Leave the pictures out. Return all other data exactly.
********************
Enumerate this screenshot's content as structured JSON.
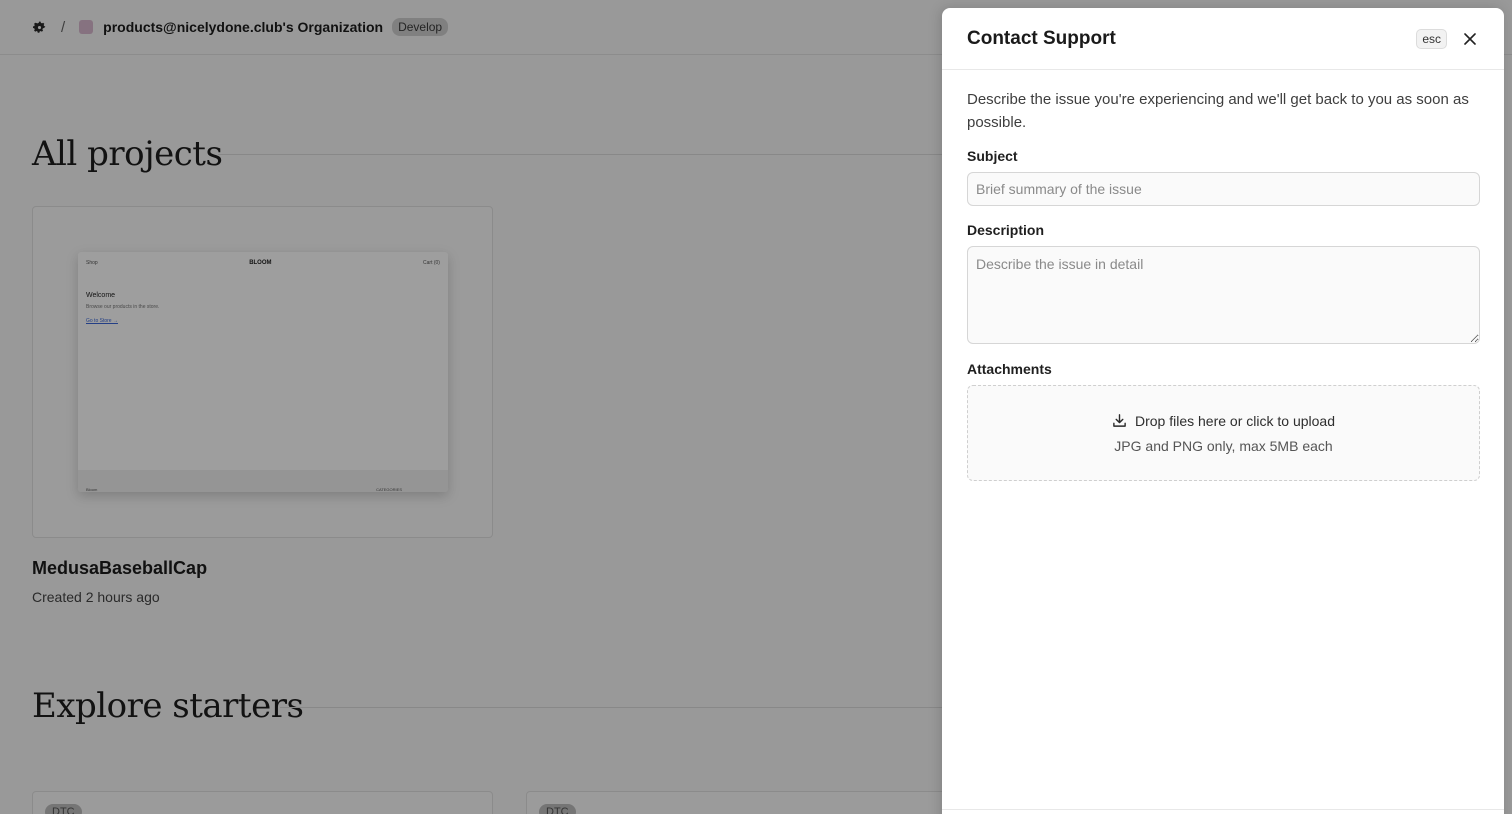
{
  "topbar": {
    "separator": "/",
    "org_name": "products@nicelydone.club's Organization",
    "env_badge": "Develop"
  },
  "sections": {
    "projects_title": "All projects",
    "starters_title": "Explore starters"
  },
  "project": {
    "name": "MedusaBaseballCap",
    "meta": "Created 2 hours ago",
    "preview": {
      "nav_left": "Shop",
      "logo": "BLOOM",
      "nav_right": "Cart (0)",
      "heading": "Welcome",
      "subtext": "Browse our products in the store.",
      "link": "Go to Store →",
      "footer_left": "Bloom",
      "footer_right": "CATEGORIES"
    }
  },
  "starters": [
    {
      "tag": "DTC"
    },
    {
      "tag": "DTC"
    }
  ],
  "drawer": {
    "title": "Contact Support",
    "esc_label": "esc",
    "intro": "Describe the issue you're experiencing and we'll get back to you as soon as possible.",
    "subject_label": "Subject",
    "subject_placeholder": "Brief summary of the issue",
    "subject_value": "",
    "description_label": "Description",
    "description_placeholder": "Describe the issue in detail",
    "description_value": "",
    "attachments_label": "Attachments",
    "dropzone_text": "Drop files here or click to upload",
    "dropzone_hint": "JPG and PNG only, max 5MB each"
  },
  "colors": {
    "overlay": "#000000",
    "accent_link": "#3a67d8"
  }
}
********************
» Complete response
Enumerate this screenshot's content as structured JSON.
{
  "topbar": {
    "separator": "/",
    "org_name": "products@nicelydone.club's Organization",
    "env_badge": "Develop"
  },
  "sections": {
    "projects_title": "All projects",
    "starters_title": "Explore starters"
  },
  "project": {
    "name": "MedusaBaseballCap",
    "meta": "Created 2 hours ago",
    "preview": {
      "nav_left": "Shop",
      "logo": "BLOOM",
      "nav_right": "Cart (0)",
      "heading": "Welcome",
      "subtext": "Browse our products in the store.",
      "link": "Go to Store →",
      "footer_left": "Bloom",
      "footer_right": "CATEGORIES"
    }
  },
  "starters": [
    {
      "tag": "DTC"
    },
    {
      "tag": "DTC"
    }
  ],
  "drawer": {
    "title": "Contact Support",
    "esc_label": "esc",
    "intro": "Describe the issue you're experiencing and we'll get back to you as soon as possible.",
    "subject_label": "Subject",
    "subject_placeholder": "Brief summary of the issue",
    "subject_value": "",
    "description_label": "Description",
    "description_placeholder": "Describe the issue in detail",
    "description_value": "",
    "attachments_label": "Attachments",
    "dropzone_text": "Drop files here or click to upload",
    "dropzone_hint": "JPG and PNG only, max 5MB each"
  },
  "colors": {
    "overlay": "#000000",
    "accent_link": "#3a67d8"
  }
}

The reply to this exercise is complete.